Stored items:

^^^^^^^^

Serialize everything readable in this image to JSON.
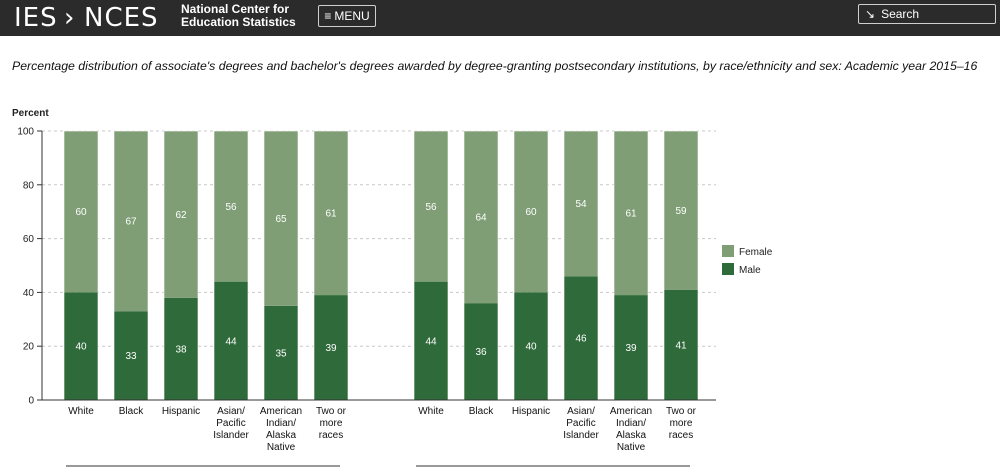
{
  "header": {
    "logo_left": "IES",
    "logo_right": "NCES",
    "brand_line1": "National Center for",
    "brand_line2": "Education Statistics",
    "menu_label": "MENU",
    "menu_icon": "hamburger-icon",
    "search_label": "Search",
    "search_icon": "cursor-icon"
  },
  "title": "Percentage distribution of associate's degrees and bachelor's degrees awarded by degree-granting postsecondary institutions, by race/ethnicity and sex: Academic year 2015–16",
  "colors": {
    "female": "#7f9e75",
    "male": "#2f6a3a",
    "header_bg": "#2b2b2b"
  },
  "chart_data": {
    "type": "bar",
    "stacked": true,
    "ylabel": "Percent",
    "ylim": [
      0,
      100
    ],
    "yticks": [
      0,
      20,
      40,
      60,
      80,
      100
    ],
    "grid": true,
    "legend_position": "right",
    "legend": [
      "Female",
      "Male"
    ],
    "groups": [
      {
        "categories": [
          [
            "White"
          ],
          [
            "Black"
          ],
          [
            "Hispanic"
          ],
          [
            "Asian/",
            "Pacific",
            "Islander"
          ],
          [
            "American",
            "Indian/",
            "Alaska",
            "Native"
          ],
          [
            "Two or",
            "more",
            "races"
          ]
        ],
        "series": [
          {
            "name": "Male",
            "values": [
              40,
              33,
              38,
              44,
              35,
              39
            ]
          },
          {
            "name": "Female",
            "values": [
              60,
              67,
              62,
              56,
              65,
              61
            ]
          }
        ]
      },
      {
        "categories": [
          [
            "White"
          ],
          [
            "Black"
          ],
          [
            "Hispanic"
          ],
          [
            "Asian/",
            "Pacific",
            "Islander"
          ],
          [
            "American",
            "Indian/",
            "Alaska",
            "Native"
          ],
          [
            "Two or",
            "more",
            "races"
          ]
        ],
        "series": [
          {
            "name": "Male",
            "values": [
              44,
              36,
              40,
              46,
              39,
              41
            ]
          },
          {
            "name": "Female",
            "values": [
              56,
              64,
              60,
              54,
              61,
              59
            ]
          }
        ]
      }
    ]
  }
}
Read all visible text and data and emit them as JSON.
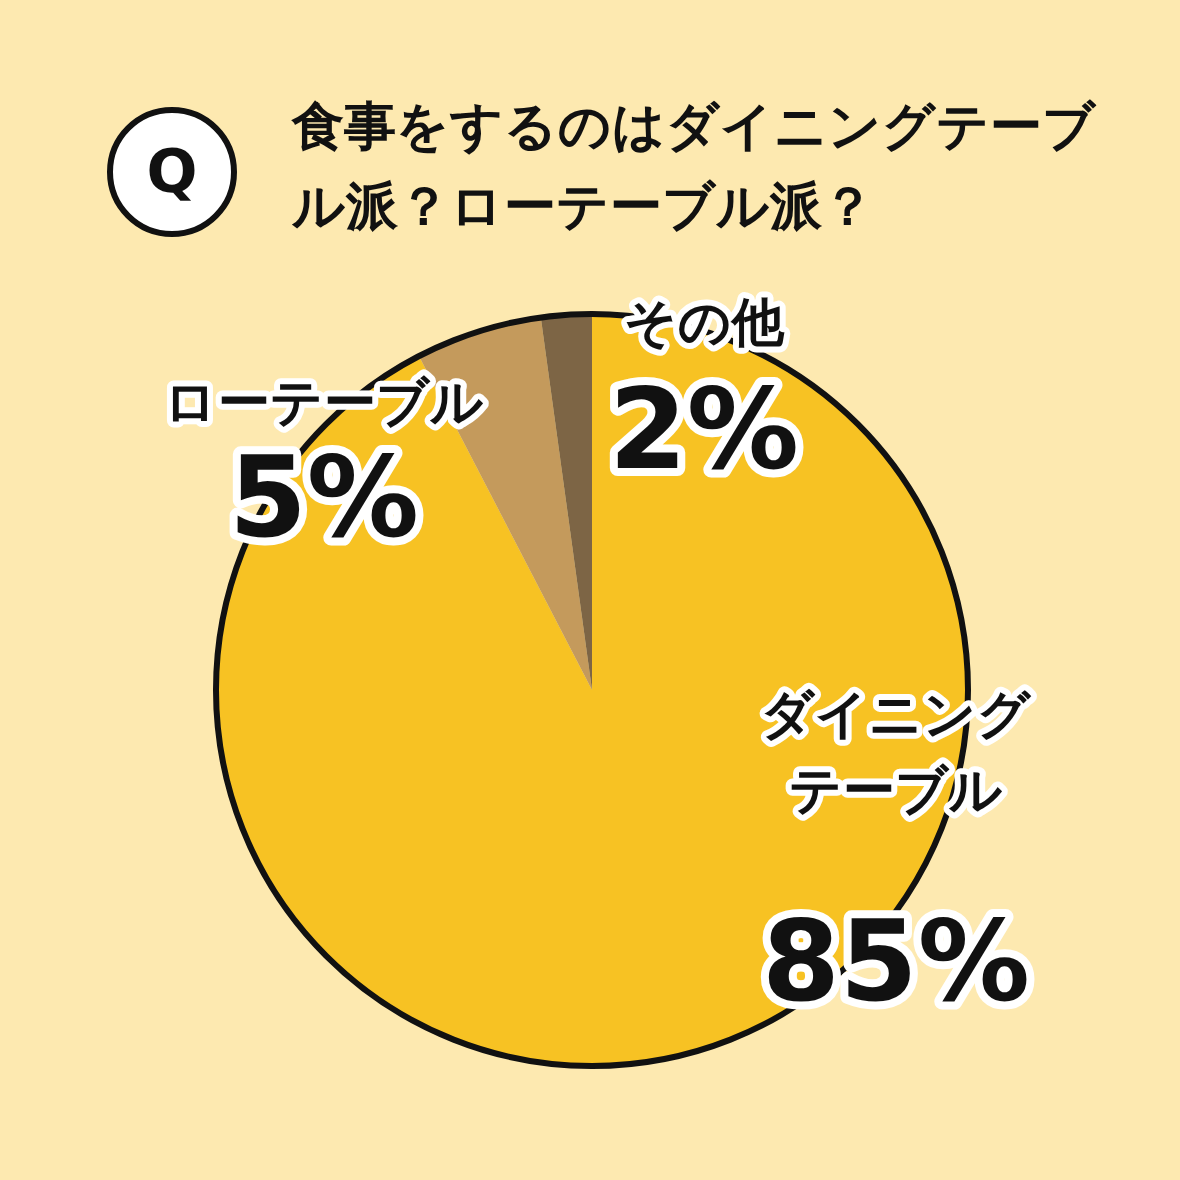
{
  "chart_data": {
    "type": "pie",
    "title": "食事をするのはダイニングテーブル派？ローテーブル派？",
    "annotations": [
      "Q"
    ],
    "categories": [
      "ダイニングテーブル",
      "ローテーブル",
      "その他"
    ],
    "values": [
      85,
      5,
      2
    ],
    "value_labels": [
      "85%",
      "5%",
      "2%"
    ],
    "colors": [
      "#f7c223",
      "#c49a5c",
      "#7d6545"
    ]
  }
}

^^^^^^^^

**Written problem**:
Print exactly the span of lines that begins with the line containing "Read all visible" and ends with the last line of the listing, with no pictures.

**Solution**:
Read all visible text and data and emit them as JSON.
{
  "chart_data": {
    "type": "pie",
    "title": "食事をするのはダイニングテーブル派？ローテーブル派？",
    "annotations": [
      "Q"
    ],
    "categories": [
      "ダイニングテーブル",
      "ローテーブル",
      "その他"
    ],
    "values": [
      85,
      5,
      2
    ],
    "value_labels": [
      "85%",
      "5%",
      "2%"
    ],
    "colors": [
      "#f7c223",
      "#c49a5c",
      "#7d6545"
    ]
  }
}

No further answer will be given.